» TASK GOAL
Identify all lines in the data containing the string "kind". Copy them out.

[Collected data entries]
★ ★ ★ ★ ★ ★ ★

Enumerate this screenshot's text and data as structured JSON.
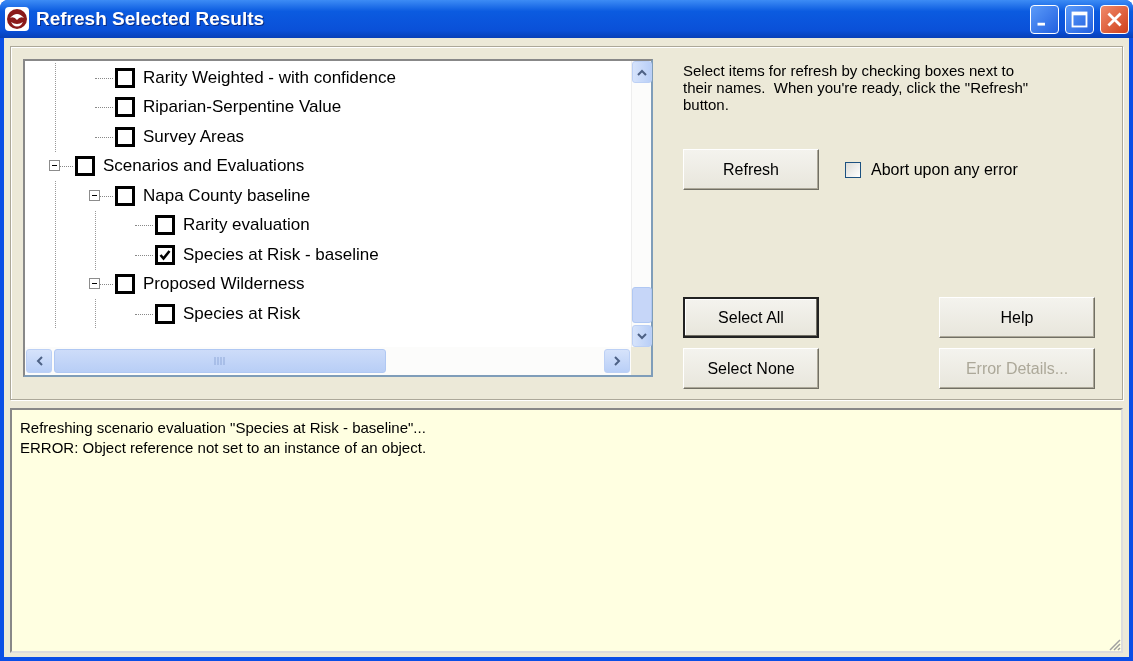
{
  "window": {
    "title": "Refresh Selected Results"
  },
  "tree": {
    "nodes": [
      {
        "children": [
          {
            "label": "Rarity Weighted - with confidence",
            "checked": false
          },
          {
            "label": "Riparian-Serpentine Value",
            "checked": false
          },
          {
            "label": "Survey Areas",
            "checked": false
          }
        ]
      },
      {
        "label": "Scenarios and Evaluations",
        "checked": false,
        "expanded": true,
        "children": [
          {
            "label": "Napa County baseline",
            "checked": false,
            "expanded": true,
            "children": [
              {
                "label": "Rarity evaluation",
                "checked": false
              },
              {
                "label": "Species at Risk - baseline",
                "checked": true
              }
            ]
          },
          {
            "label": "Proposed Wilderness",
            "checked": false,
            "expanded": true,
            "children": [
              {
                "label": "Species at Risk",
                "checked": false
              }
            ]
          }
        ]
      }
    ]
  },
  "instructions": "Select items for refresh by checking boxes next to their names.  When you're ready, click the \"Refresh\" button.",
  "refresh_button": {
    "label": "Refresh",
    "disabled": false,
    "focused": false
  },
  "abort_option": {
    "label": "Abort upon any error",
    "checked": false
  },
  "buttons": [
    {
      "kind": "select_all",
      "label": "Select All",
      "disabled": false,
      "focused": true
    },
    {
      "kind": "help",
      "label": "Help",
      "disabled": false,
      "focused": false
    },
    {
      "kind": "select_none",
      "label": "Select None",
      "disabled": false,
      "focused": false
    },
    {
      "kind": "error_details",
      "label": "Error Details...",
      "disabled": true,
      "focused": false
    }
  ],
  "log": {
    "lines": [
      "Refreshing scenario evaluation \"Species at Risk - baseline\"...",
      "ERROR:  Object reference not set to an instance of an object."
    ]
  }
}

★ ★ ★ ★ ★ ★ ★

» EXPECTED ANSWER
      "kind": "select_all",
      "kind": "help",
      "kind": "select_none",
      "kind": "error_details",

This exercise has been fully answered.